== Required work ==
Rewrite the data below from its first line up to and including the line with "colorbar-gradient xyxy=(200,1250,1412,1264)", replacing "us-canada-border" with "national-border" and leaving everything else unchanged.

## BEGIN Data listing

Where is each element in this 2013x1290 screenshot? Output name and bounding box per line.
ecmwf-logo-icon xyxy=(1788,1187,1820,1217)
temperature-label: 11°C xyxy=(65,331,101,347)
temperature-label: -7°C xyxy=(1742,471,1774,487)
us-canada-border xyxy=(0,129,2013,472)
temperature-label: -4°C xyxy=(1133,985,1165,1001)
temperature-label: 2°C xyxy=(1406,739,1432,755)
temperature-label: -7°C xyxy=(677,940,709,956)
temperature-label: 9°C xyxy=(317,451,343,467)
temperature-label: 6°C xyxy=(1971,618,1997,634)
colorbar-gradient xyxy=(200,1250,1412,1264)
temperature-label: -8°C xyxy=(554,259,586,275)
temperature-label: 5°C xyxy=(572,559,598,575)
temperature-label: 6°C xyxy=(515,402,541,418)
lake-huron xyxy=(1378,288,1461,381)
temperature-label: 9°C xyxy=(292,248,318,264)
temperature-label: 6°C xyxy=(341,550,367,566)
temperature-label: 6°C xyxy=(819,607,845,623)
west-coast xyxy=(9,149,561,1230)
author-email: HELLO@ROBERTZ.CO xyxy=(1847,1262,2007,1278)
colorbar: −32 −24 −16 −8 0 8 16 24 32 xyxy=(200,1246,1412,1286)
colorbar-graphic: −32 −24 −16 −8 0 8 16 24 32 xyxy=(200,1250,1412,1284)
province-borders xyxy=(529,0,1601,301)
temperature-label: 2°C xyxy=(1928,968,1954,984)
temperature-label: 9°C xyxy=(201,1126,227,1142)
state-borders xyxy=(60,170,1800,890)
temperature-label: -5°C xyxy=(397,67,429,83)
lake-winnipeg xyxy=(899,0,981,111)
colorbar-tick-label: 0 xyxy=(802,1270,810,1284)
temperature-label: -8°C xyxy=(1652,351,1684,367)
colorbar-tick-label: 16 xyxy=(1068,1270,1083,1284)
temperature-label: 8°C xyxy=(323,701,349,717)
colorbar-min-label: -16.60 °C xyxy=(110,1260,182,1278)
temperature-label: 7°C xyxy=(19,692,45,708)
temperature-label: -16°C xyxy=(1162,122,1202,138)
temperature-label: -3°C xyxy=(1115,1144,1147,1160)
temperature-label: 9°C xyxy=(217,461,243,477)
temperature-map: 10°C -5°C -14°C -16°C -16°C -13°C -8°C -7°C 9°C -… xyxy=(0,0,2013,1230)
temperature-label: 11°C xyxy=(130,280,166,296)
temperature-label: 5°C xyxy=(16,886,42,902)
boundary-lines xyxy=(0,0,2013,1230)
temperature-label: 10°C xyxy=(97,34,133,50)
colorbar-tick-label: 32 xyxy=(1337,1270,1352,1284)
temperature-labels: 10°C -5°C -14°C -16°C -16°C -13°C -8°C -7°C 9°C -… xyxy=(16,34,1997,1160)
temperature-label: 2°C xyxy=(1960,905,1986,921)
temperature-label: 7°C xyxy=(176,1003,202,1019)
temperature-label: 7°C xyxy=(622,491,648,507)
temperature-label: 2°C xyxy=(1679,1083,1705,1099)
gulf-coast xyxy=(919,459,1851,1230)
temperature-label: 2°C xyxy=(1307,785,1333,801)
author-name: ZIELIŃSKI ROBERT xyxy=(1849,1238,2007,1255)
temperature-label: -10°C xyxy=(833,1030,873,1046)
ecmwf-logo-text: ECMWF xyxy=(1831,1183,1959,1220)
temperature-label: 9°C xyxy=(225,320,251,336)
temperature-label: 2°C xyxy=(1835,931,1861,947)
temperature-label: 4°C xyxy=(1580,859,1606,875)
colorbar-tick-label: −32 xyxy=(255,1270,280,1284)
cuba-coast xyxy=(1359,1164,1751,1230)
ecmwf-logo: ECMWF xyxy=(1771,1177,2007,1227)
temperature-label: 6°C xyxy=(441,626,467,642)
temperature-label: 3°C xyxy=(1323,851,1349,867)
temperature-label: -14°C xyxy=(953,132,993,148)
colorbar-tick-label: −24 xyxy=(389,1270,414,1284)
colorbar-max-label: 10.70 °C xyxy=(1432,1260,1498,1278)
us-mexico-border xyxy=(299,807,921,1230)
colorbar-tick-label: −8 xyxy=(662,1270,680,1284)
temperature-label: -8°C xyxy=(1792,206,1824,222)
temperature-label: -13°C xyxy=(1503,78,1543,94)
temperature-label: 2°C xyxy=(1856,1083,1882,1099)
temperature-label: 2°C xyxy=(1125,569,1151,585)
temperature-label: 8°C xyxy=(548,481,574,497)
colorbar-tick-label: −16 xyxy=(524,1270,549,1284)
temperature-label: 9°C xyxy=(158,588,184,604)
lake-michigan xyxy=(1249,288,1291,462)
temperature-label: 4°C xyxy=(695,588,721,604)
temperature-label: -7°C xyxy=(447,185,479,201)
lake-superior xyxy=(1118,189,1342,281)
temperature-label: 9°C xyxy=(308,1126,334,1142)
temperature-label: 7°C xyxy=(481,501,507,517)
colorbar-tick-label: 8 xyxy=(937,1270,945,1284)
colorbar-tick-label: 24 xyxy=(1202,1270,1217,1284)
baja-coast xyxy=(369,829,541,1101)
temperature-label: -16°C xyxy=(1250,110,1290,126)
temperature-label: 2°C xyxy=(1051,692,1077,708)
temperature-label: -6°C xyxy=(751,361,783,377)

## END Data listing

== Solution to this exercise ==
Where is each element in this 2013x1290 screenshot? Output name and bounding box per line.
ecmwf-logo-icon xyxy=(1788,1187,1820,1217)
temperature-label: 11°C xyxy=(65,331,101,347)
temperature-label: -7°C xyxy=(1742,471,1774,487)
national-border xyxy=(0,129,2013,472)
temperature-label: -4°C xyxy=(1133,985,1165,1001)
temperature-label: 2°C xyxy=(1406,739,1432,755)
temperature-label: -7°C xyxy=(677,940,709,956)
temperature-label: 9°C xyxy=(317,451,343,467)
temperature-label: 6°C xyxy=(1971,618,1997,634)
colorbar-gradient xyxy=(200,1250,1412,1264)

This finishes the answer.